Where a line holds "左右对称", copy it.

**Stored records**

-- start --

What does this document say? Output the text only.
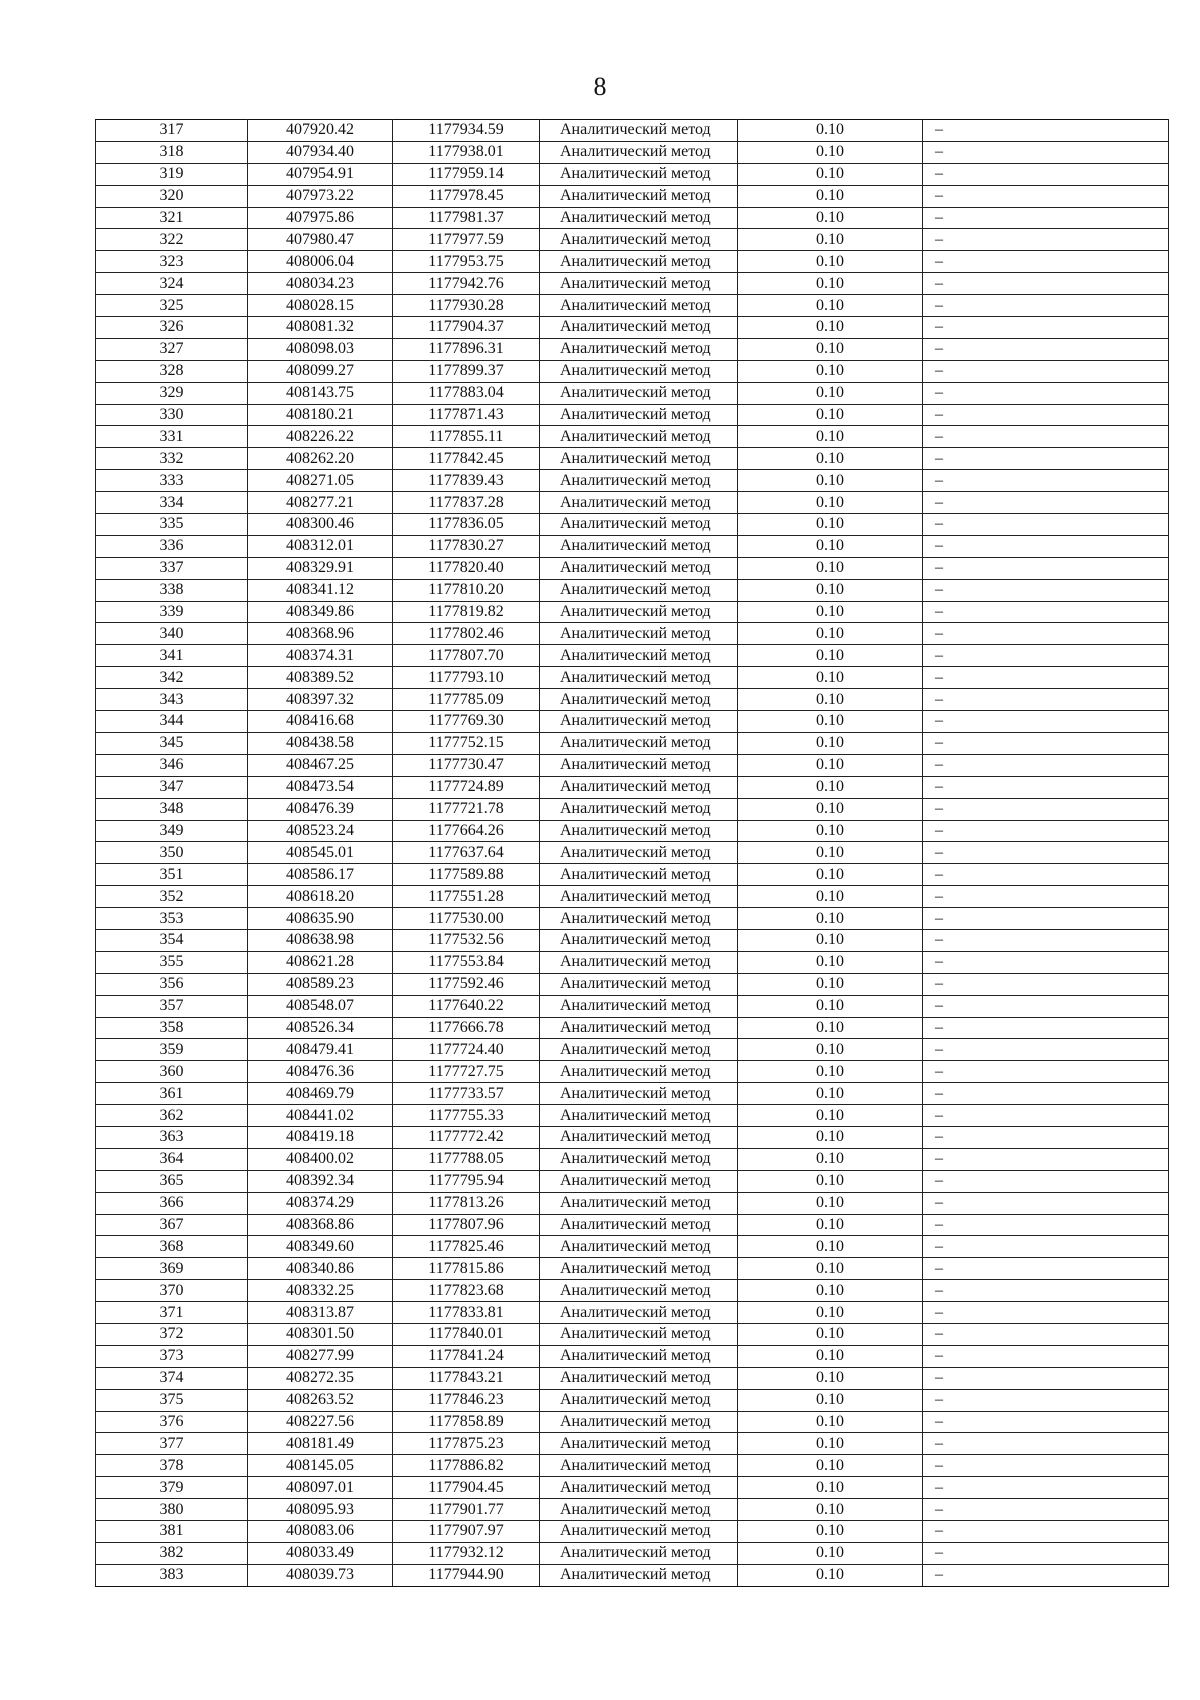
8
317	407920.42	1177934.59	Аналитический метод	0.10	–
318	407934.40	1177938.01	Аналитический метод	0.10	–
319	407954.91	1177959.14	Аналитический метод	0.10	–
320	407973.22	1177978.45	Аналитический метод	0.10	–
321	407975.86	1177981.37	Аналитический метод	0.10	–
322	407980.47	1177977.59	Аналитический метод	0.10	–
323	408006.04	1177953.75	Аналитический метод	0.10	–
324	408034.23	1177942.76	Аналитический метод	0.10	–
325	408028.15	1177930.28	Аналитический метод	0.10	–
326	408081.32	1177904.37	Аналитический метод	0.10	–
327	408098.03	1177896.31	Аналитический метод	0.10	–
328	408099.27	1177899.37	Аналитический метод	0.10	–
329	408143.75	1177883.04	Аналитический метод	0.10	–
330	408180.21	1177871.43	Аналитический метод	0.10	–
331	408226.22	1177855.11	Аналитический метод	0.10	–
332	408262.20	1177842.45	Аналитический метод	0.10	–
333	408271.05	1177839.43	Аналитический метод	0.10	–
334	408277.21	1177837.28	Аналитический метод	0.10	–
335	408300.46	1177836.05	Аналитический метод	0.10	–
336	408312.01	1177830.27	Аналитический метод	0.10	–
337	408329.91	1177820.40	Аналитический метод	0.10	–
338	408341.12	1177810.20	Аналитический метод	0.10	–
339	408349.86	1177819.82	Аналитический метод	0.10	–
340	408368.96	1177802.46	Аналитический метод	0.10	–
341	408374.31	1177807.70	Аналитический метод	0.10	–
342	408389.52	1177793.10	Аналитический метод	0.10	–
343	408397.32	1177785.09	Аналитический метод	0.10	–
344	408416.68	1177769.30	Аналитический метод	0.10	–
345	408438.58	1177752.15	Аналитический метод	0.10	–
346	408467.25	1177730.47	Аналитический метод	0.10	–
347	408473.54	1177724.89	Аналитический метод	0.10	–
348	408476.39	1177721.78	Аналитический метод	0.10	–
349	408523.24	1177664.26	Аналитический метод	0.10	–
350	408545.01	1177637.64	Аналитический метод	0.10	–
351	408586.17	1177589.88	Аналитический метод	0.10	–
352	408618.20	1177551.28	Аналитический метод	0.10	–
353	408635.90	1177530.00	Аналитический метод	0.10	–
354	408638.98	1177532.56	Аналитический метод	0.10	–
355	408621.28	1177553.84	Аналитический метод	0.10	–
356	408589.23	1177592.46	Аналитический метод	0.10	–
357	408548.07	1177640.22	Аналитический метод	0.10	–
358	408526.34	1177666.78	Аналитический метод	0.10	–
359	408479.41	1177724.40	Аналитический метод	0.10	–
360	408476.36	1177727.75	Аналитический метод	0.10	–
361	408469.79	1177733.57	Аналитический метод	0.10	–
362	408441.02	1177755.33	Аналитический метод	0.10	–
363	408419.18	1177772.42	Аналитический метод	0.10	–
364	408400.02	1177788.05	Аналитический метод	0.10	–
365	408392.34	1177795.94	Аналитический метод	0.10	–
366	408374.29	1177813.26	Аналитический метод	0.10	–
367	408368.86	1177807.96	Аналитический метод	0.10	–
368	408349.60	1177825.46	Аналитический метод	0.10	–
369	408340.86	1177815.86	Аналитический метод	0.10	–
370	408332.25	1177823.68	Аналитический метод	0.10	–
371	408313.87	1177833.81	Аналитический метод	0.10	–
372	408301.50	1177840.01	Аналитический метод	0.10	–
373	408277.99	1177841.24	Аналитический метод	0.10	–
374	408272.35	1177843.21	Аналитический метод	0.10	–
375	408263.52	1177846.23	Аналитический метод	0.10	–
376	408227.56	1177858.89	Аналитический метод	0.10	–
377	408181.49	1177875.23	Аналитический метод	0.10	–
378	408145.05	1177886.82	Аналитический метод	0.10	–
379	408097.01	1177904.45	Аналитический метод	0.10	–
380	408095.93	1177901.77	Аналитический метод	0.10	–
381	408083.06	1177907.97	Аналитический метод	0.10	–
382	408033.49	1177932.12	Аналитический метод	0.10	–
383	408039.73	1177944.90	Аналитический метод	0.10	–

-- end --
-- start --

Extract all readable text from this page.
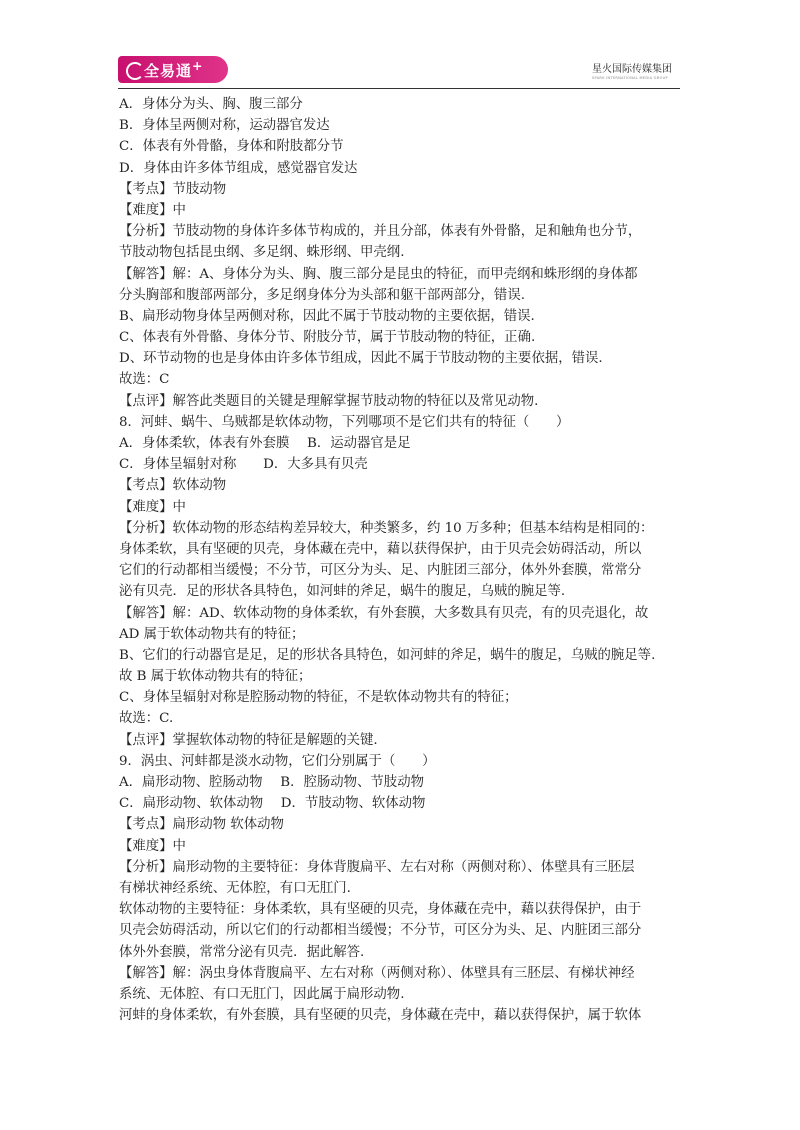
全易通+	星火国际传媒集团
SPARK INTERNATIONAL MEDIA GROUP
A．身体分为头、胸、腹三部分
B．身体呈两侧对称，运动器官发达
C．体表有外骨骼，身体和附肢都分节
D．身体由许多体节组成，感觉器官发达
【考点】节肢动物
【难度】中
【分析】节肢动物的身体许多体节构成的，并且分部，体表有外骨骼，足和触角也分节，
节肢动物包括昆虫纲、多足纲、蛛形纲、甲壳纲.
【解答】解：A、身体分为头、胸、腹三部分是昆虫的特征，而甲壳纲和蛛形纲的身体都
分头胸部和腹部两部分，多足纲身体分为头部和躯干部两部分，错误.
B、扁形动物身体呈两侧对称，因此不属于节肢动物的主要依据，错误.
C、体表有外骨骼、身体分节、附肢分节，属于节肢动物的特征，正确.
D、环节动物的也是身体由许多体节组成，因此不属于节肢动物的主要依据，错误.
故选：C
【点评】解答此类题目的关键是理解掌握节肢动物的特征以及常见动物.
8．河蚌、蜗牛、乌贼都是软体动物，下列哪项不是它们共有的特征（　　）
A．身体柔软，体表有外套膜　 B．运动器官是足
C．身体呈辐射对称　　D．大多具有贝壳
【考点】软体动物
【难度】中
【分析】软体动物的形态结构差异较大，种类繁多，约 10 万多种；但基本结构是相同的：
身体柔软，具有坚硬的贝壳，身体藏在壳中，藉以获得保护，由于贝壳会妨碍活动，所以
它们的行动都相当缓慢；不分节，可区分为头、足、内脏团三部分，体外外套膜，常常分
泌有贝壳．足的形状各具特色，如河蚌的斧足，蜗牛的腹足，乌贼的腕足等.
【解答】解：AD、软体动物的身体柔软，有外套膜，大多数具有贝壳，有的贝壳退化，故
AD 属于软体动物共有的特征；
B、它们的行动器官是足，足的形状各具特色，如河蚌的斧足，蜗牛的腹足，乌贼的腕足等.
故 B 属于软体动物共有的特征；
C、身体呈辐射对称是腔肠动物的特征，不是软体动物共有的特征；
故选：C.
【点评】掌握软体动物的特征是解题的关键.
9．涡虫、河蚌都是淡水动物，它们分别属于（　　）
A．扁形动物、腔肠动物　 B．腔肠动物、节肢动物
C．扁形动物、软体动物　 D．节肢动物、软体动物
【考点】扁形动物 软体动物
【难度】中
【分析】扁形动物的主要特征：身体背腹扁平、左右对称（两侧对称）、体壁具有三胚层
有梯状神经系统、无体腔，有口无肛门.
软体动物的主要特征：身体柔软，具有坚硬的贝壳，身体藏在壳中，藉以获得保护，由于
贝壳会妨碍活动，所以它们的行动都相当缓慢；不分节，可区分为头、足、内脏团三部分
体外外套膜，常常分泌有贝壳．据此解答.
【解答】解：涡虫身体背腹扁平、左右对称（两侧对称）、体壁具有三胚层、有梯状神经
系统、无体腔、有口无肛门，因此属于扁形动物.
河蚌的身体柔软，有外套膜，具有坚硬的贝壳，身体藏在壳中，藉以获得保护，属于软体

-- end --

**Final result**
【分析】扁形动物的主要特征：身体背腹扁平、左右对称（两侧对称）、体壁具有三胚层
【解答】解：涡虫身体背腹扁平、左右对称（两侧对称）、体壁具有三胚层、有梯状神经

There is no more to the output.